>> begin Exercise inputs

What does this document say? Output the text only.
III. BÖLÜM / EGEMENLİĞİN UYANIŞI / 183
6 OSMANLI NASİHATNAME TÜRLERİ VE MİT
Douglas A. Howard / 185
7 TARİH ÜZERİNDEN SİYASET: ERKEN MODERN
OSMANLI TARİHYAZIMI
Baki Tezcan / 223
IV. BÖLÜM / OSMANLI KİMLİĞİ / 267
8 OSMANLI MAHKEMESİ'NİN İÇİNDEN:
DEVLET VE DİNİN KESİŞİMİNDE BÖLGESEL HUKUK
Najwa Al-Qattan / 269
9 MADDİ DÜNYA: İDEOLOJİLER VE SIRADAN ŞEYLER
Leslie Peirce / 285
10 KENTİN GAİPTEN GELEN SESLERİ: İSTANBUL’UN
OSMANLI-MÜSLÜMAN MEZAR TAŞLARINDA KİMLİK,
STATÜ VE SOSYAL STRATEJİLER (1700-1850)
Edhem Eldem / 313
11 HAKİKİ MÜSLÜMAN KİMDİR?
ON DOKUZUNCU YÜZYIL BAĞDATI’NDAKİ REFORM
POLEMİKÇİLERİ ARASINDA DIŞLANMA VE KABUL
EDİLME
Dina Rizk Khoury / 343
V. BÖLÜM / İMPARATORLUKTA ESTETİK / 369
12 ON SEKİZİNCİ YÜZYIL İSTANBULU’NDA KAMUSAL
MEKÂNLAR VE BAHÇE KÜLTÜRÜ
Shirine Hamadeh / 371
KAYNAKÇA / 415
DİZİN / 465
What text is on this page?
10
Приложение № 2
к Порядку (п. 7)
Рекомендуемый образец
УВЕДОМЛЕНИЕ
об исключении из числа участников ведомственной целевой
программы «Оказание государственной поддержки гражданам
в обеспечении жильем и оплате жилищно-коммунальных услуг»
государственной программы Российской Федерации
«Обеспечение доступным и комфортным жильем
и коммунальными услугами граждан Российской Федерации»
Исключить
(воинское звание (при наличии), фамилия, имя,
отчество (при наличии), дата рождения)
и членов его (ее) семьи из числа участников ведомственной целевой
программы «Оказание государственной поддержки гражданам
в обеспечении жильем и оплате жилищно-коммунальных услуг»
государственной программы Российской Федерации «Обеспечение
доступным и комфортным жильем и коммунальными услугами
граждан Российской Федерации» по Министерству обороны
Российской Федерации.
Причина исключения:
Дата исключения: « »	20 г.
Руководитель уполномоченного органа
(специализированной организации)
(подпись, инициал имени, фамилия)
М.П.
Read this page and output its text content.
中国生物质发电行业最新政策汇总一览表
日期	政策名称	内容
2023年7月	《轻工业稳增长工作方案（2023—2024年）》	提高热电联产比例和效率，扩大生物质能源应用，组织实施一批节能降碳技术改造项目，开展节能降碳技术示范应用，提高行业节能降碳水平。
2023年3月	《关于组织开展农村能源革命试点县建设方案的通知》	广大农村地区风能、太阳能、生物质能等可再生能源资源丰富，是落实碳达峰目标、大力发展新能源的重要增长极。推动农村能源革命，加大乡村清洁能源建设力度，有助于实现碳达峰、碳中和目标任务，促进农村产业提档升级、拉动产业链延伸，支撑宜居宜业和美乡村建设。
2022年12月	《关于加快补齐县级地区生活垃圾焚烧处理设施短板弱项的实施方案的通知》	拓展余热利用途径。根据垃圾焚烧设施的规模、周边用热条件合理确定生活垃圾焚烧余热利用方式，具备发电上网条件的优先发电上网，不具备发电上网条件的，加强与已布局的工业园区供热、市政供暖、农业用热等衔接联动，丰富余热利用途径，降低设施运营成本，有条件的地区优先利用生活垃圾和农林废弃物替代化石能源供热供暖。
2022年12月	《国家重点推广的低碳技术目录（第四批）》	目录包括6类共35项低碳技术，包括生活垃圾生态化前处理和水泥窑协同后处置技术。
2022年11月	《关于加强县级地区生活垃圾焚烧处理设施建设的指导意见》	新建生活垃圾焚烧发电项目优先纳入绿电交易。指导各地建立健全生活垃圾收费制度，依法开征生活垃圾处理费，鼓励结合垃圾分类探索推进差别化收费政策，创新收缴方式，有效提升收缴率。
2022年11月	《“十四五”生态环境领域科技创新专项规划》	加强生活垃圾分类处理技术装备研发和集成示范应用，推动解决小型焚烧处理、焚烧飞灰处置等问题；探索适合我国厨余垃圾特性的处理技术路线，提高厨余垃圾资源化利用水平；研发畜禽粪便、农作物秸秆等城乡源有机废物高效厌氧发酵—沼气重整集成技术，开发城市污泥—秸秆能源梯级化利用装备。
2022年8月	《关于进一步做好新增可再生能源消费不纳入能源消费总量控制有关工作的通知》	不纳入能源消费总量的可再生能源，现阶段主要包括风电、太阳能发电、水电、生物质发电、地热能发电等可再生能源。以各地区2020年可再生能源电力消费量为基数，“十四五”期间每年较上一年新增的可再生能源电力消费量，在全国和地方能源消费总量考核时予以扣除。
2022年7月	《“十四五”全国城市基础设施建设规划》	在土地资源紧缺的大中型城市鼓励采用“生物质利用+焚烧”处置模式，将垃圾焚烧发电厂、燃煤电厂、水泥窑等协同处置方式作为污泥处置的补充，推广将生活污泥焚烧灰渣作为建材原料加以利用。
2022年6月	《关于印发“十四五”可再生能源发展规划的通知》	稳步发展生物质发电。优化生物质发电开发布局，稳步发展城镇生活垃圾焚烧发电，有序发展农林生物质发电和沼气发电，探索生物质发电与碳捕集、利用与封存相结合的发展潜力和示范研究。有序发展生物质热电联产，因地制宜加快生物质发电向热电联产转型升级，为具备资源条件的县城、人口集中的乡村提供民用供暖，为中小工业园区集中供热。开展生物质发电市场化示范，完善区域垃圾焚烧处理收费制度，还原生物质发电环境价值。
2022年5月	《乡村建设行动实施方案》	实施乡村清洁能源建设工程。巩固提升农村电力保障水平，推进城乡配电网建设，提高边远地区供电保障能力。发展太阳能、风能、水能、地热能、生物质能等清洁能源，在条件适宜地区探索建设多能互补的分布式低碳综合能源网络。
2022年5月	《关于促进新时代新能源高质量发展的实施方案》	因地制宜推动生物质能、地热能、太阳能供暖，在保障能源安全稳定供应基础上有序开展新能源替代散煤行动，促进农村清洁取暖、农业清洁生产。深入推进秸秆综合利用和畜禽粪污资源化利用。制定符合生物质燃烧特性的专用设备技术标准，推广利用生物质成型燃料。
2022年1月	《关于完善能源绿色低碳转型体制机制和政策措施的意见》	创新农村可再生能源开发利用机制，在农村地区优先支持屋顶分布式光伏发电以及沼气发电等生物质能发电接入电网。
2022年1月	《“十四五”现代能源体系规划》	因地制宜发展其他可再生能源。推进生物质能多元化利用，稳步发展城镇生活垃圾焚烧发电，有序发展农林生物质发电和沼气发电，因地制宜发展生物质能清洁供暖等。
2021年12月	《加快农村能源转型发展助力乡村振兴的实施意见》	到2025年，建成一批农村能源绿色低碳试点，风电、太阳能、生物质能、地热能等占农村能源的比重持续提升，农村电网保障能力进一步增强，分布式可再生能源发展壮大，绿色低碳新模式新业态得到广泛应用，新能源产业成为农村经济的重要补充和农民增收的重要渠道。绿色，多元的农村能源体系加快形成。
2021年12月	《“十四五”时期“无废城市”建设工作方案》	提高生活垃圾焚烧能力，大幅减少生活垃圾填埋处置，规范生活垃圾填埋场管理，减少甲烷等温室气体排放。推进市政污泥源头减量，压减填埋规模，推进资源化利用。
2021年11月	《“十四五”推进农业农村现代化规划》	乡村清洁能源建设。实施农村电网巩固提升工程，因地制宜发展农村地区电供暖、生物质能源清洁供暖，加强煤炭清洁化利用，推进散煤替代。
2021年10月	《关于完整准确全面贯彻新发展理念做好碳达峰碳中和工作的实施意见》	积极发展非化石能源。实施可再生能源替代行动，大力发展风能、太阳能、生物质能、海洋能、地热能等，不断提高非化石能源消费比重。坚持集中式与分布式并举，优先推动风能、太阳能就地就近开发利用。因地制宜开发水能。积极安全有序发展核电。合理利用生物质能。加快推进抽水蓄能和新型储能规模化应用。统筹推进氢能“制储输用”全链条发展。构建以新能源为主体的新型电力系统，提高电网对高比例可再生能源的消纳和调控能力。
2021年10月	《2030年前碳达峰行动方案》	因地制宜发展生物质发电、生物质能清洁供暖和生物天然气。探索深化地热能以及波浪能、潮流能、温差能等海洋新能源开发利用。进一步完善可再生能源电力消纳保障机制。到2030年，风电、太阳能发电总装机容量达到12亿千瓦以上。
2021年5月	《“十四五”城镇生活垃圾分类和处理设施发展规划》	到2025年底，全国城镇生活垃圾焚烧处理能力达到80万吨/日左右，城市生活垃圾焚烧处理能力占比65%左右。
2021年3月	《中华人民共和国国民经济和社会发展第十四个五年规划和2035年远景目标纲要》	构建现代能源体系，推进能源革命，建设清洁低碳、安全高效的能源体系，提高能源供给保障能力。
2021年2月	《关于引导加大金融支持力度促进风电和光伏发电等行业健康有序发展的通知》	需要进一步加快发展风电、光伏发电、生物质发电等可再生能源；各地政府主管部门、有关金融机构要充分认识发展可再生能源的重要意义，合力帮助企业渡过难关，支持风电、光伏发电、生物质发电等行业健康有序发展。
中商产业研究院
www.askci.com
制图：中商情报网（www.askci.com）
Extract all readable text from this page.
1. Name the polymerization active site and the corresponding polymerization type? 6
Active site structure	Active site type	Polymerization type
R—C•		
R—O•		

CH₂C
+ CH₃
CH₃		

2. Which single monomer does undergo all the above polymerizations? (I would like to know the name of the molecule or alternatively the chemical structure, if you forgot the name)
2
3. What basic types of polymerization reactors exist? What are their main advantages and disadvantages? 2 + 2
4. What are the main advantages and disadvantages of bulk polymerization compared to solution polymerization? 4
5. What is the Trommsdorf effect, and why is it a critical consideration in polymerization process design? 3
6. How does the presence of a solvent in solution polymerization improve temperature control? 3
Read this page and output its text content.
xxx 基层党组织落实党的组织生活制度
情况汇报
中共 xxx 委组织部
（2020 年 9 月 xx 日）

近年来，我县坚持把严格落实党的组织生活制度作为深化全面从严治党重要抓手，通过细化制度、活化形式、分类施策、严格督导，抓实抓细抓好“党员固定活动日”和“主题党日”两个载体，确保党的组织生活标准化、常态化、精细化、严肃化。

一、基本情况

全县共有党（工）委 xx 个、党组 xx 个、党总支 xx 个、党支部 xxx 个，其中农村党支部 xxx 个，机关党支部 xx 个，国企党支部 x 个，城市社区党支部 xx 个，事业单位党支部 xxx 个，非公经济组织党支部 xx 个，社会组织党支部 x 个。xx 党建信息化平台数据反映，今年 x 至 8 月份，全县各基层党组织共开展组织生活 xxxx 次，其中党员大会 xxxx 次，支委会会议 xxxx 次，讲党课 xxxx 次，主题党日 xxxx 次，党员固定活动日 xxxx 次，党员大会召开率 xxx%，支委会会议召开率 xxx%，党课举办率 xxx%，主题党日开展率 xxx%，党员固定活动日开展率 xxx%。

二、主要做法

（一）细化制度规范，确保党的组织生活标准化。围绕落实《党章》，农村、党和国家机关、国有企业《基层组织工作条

>> end Exercise inputs

__Aim__
How many lines of the data contain the word "комфортным"? Answer with the number alone.

__Task solution__
2